- MATERIAL PROVIDED -
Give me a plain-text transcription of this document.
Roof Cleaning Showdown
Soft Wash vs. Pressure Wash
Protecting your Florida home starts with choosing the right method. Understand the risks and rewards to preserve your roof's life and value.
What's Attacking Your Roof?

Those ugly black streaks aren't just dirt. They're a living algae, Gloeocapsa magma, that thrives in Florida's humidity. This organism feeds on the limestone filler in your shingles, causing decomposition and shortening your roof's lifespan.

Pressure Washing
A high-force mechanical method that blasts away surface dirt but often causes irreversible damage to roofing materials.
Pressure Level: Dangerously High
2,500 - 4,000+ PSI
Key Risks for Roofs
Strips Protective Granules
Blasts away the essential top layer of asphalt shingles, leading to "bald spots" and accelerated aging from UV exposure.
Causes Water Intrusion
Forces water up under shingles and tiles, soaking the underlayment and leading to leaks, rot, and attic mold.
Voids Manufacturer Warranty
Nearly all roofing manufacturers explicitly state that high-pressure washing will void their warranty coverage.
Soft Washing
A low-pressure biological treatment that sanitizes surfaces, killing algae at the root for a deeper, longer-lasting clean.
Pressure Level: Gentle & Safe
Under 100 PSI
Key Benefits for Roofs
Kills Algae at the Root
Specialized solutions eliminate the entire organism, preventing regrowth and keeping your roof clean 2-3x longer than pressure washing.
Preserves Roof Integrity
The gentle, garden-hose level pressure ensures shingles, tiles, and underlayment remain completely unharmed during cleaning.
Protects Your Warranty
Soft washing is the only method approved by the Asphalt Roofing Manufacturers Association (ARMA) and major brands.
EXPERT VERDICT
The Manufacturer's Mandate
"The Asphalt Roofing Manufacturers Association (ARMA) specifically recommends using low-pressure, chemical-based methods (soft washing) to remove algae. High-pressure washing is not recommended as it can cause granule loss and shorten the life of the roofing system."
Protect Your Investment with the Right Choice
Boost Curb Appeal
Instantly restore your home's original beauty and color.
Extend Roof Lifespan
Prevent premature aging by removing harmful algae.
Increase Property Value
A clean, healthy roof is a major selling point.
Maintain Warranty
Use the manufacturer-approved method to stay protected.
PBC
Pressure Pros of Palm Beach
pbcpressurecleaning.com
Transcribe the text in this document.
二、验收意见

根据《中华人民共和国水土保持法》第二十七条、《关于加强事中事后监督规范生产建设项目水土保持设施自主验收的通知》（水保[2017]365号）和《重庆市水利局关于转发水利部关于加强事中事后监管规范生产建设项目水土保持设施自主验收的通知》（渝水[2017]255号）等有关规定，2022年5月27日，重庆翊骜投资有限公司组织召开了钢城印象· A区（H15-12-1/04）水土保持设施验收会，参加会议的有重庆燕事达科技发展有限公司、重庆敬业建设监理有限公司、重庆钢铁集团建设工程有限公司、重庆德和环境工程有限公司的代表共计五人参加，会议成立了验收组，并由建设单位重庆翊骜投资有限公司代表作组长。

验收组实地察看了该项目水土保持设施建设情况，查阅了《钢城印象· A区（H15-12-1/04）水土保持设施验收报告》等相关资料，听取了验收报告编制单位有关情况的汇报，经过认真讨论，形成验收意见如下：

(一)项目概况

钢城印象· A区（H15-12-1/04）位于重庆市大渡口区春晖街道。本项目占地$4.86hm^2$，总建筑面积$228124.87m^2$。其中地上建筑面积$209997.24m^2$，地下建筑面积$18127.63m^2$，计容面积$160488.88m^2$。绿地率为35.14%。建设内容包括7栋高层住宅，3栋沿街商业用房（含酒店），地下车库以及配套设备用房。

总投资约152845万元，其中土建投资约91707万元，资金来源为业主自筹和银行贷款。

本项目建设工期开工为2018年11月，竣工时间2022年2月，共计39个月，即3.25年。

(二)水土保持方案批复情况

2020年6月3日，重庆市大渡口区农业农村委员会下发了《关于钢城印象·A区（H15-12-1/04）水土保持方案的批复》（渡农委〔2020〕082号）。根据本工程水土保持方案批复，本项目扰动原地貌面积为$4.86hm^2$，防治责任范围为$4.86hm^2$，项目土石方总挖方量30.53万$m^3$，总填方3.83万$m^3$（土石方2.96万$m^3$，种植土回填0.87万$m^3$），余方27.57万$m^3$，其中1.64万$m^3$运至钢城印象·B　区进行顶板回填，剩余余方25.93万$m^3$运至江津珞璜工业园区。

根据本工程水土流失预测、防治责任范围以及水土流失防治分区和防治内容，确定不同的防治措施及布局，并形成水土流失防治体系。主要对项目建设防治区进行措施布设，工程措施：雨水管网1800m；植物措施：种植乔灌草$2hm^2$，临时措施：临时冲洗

- REQUIREMENTS -
Return all of the data word for word.

- EXERCISE RESULT -
Give me a plain-text transcription of this document.
Roof Cleaning Showdown
Soft Wash vs. Pressure Wash
Protecting your Florida home starts with choosing the right method. Understand the risks and rewards to preserve your roof's life and value.
What's Attacking Your Roof?

Those ugly black streaks aren't just dirt. They're a living algae, Gloeocapsa magma, that thrives in Florida's humidity. This organism feeds on the limestone filler in your shingles, causing decomposition and shortening your roof's lifespan.

Pressure Washing
A high-force mechanical method that blasts away surface dirt but often causes irreversible damage to roofing materials.
Pressure Level: Dangerously High
2,500 - 4,000+ PSI
Key Risks for Roofs
Strips Protective Granules
Blasts away the essential top layer of asphalt shingles, leading to "bald spots" and accelerated aging from UV exposure.
Causes Water Intrusion
Forces water up under shingles and tiles, soaking the underlayment and leading to leaks, rot, and attic mold.
Voids Manufacturer Warranty
Nearly all roofing manufacturers explicitly state that high-pressure washing will void their warranty coverage.
Soft Washing
A low-pressure biological treatment that sanitizes surfaces, killing algae at the root for a deeper, longer-lasting clean.
Pressure Level: Gentle & Safe
Under 100 PSI
Key Benefits for Roofs
Kills Algae at the Root
Specialized solutions eliminate the entire organism, preventing regrowth and keeping your roof clean 2-3x longer than pressure washing.
Preserves Roof Integrity
The gentle, garden-hose level pressure ensures shingles, tiles, and underlayment remain completely unharmed during cleaning.
Protects Your Warranty
Soft washing is the only method approved by the Asphalt Roofing Manufacturers Association (ARMA) and major brands.
EXPERT VERDICT
The Manufacturer's Mandate
"The Asphalt Roofing Manufacturers Association (ARMA) specifically recommends using low-pressure, chemical-based methods (soft washing) to remove algae. High-pressure washing is not recommended as it can cause granule loss and shorten the life of the roofing system."
Protect Your Investment with the Right Choice
Boost Curb Appeal
Instantly restore your home's original beauty and color.
Extend Roof Lifespan
Prevent premature aging by removing harmful algae.
Increase Property Value
A clean, healthy roof is a major selling point.
Maintain Warranty
Use the manufacturer-approved method to stay protected.
PBC
Pressure Pros of Palm Beach
pbcpressurecleaning.com
Transcribe the text in this document.
二、验收意见

根据《中华人民共和国水土保持法》第二十七条、《关于加强事中事后监督规范生产建设项目水土保持设施自主验收的通知》（水保[2017]365号）和《重庆市水利局关于转发水利部关于加强事中事后监管规范生产建设项目水土保持设施自主验收的通知》（渝水[2017]255号）等有关规定，2022年5月27日，重庆翊骜投资有限公司组织召开了钢城印象· A区（H15-12-1/04）水土保持设施验收会，参加会议的有重庆燕事达科技发展有限公司、重庆敬业建设监理有限公司、重庆钢铁集团建设工程有限公司、重庆德和环境工程有限公司的代表共计五人参加，会议成立了验收组，并由建设单位重庆翊骜投资有限公司代表作组长。

验收组实地察看了该项目水土保持设施建设情况，查阅了《钢城印象· A区（H15-12-1/04）水土保持设施验收报告》等相关资料，听取了验收报告编制单位有关情况的汇报，经过认真讨论，形成验收意见如下：

(一)项目概况

钢城印象· A区（H15-12-1/04）位于重庆市大渡口区春晖街道。本项目占地$4.86hm^2$，总建筑面积$228124.87m^2$。其中地上建筑面积$209997.24m^2$，地下建筑面积$18127.63m^2$，计容面积$160488.88m^2$。绿地率为35.14%。建设内容包括7栋高层住宅，3栋沿街商业用房（含酒店），地下车库以及配套设备用房。

总投资约152845万元，其中土建投资约91707万元，资金来源为业主自筹和银行贷款。

本项目建设工期开工为2018年11月，竣工时间2022年2月，共计39个月，即3.25年。

(二)水土保持方案批复情况

2020年6月3日，重庆市大渡口区农业农村委员会下发了《关于钢城印象·A区（H15-12-1/04）水土保持方案的批复》（渡农委〔2020〕082号）。根据本工程水土保持方案批复，本项目扰动原地貌面积为$4.86hm^2$，防治责任范围为$4.86hm^2$，项目土石方总挖方量30.53万$m^3$，总填方3.83万$m^3$（土石方2.96万$m^3$，种植土回填0.87万$m^3$），余方27.57万$m^3$，其中1.64万$m^3$运至钢城印象·B　区进行顶板回填，剩余余方25.93万$m^3$运至江津珞璜工业园区。

根据本工程水土流失预测、防治责任范围以及水土流失防治分区和防治内容，确定不同的防治措施及布局，并形成水土流失防治体系。主要对项目建设防治区进行措施布设，工程措施：雨水管网1800m；植物措施：种植乔灌草$2hm^2$，临时措施：临时冲洗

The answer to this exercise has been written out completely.